Given instruction: Quote the entries word for word. Omit the pictures.

Source material:
--- --- ---

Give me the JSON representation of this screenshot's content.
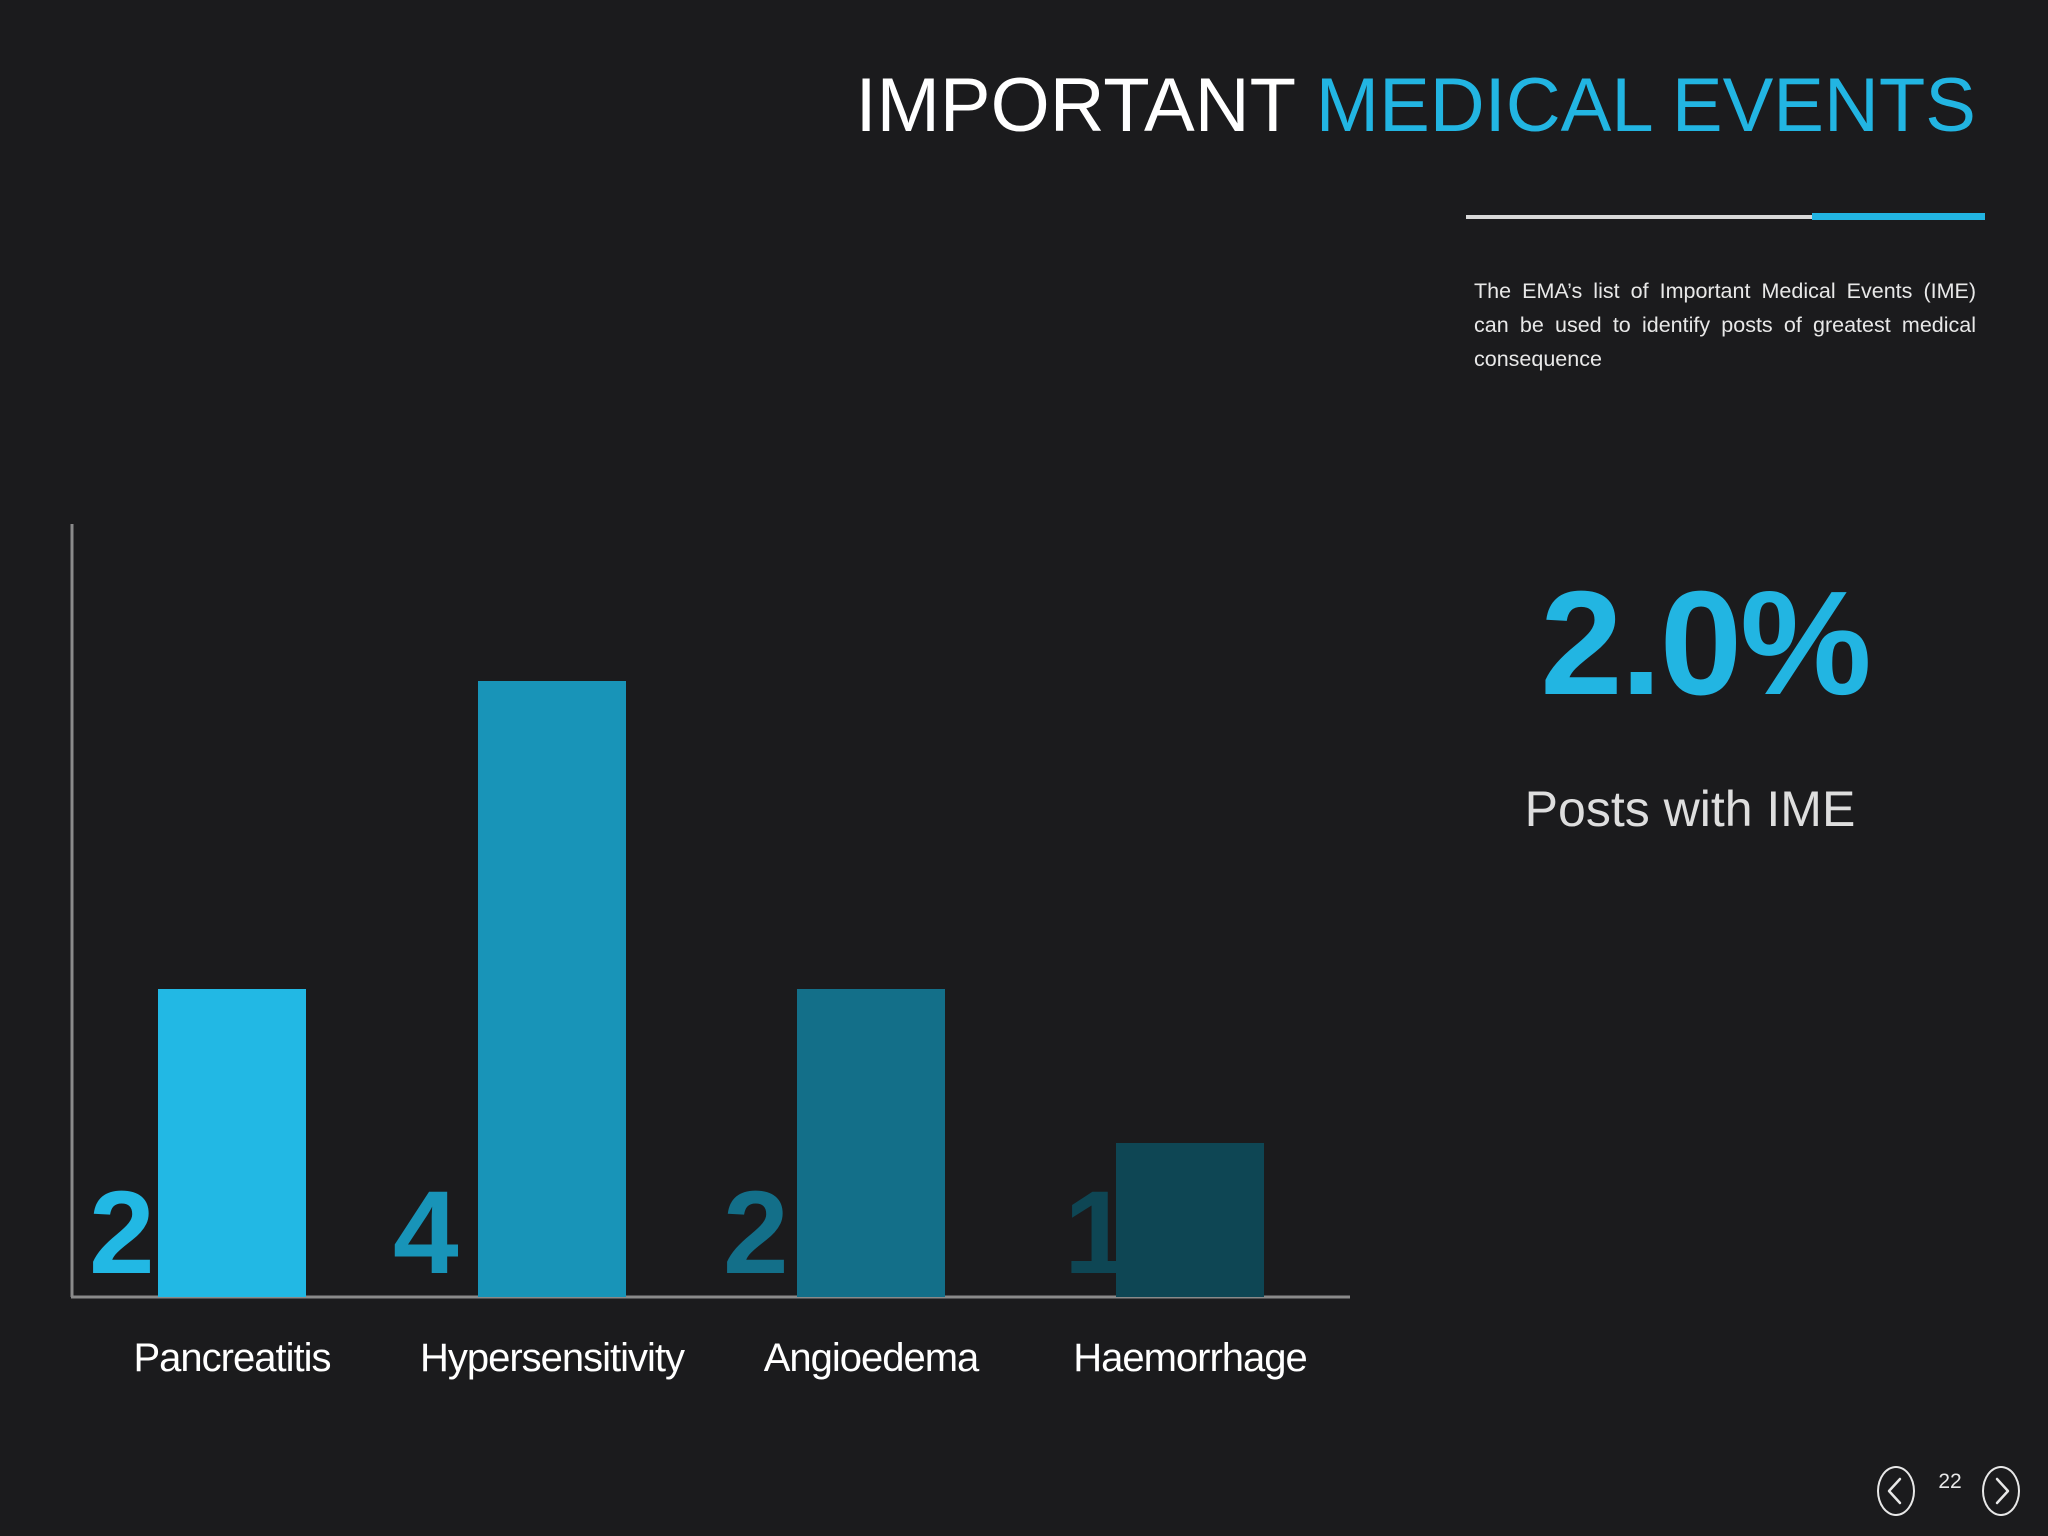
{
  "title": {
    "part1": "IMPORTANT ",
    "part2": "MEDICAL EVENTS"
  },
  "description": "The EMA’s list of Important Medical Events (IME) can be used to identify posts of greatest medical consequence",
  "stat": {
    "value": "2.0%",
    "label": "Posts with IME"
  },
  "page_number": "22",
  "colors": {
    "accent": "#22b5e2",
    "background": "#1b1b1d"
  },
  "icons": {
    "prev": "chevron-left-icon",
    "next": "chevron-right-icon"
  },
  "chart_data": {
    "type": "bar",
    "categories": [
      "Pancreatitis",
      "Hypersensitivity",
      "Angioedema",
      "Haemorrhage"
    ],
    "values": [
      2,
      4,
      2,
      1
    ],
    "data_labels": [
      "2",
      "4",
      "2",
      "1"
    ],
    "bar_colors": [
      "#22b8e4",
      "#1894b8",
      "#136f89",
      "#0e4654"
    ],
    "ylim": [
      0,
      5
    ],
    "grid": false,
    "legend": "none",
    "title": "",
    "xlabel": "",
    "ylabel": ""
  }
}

--- --- ---

Output of the exercise:
Give me the JSON representation of this screenshot's content.
{
  "title": {
    "part1": "IMPORTANT ",
    "part2": "MEDICAL EVENTS"
  },
  "description": "The EMA’s list of Important Medical Events (IME) can be used to identify posts of greatest medical consequence",
  "stat": {
    "value": "2.0%",
    "label": "Posts with IME"
  },
  "page_number": "22",
  "colors": {
    "accent": "#22b5e2",
    "background": "#1b1b1d"
  },
  "icons": {
    "prev": "chevron-left-icon",
    "next": "chevron-right-icon"
  },
  "chart_data": {
    "type": "bar",
    "categories": [
      "Pancreatitis",
      "Hypersensitivity",
      "Angioedema",
      "Haemorrhage"
    ],
    "values": [
      2,
      4,
      2,
      1
    ],
    "data_labels": [
      "2",
      "4",
      "2",
      "1"
    ],
    "bar_colors": [
      "#22b8e4",
      "#1894b8",
      "#136f89",
      "#0e4654"
    ],
    "ylim": [
      0,
      5
    ],
    "grid": false,
    "legend": "none",
    "title": "",
    "xlabel": "",
    "ylabel": ""
  }
}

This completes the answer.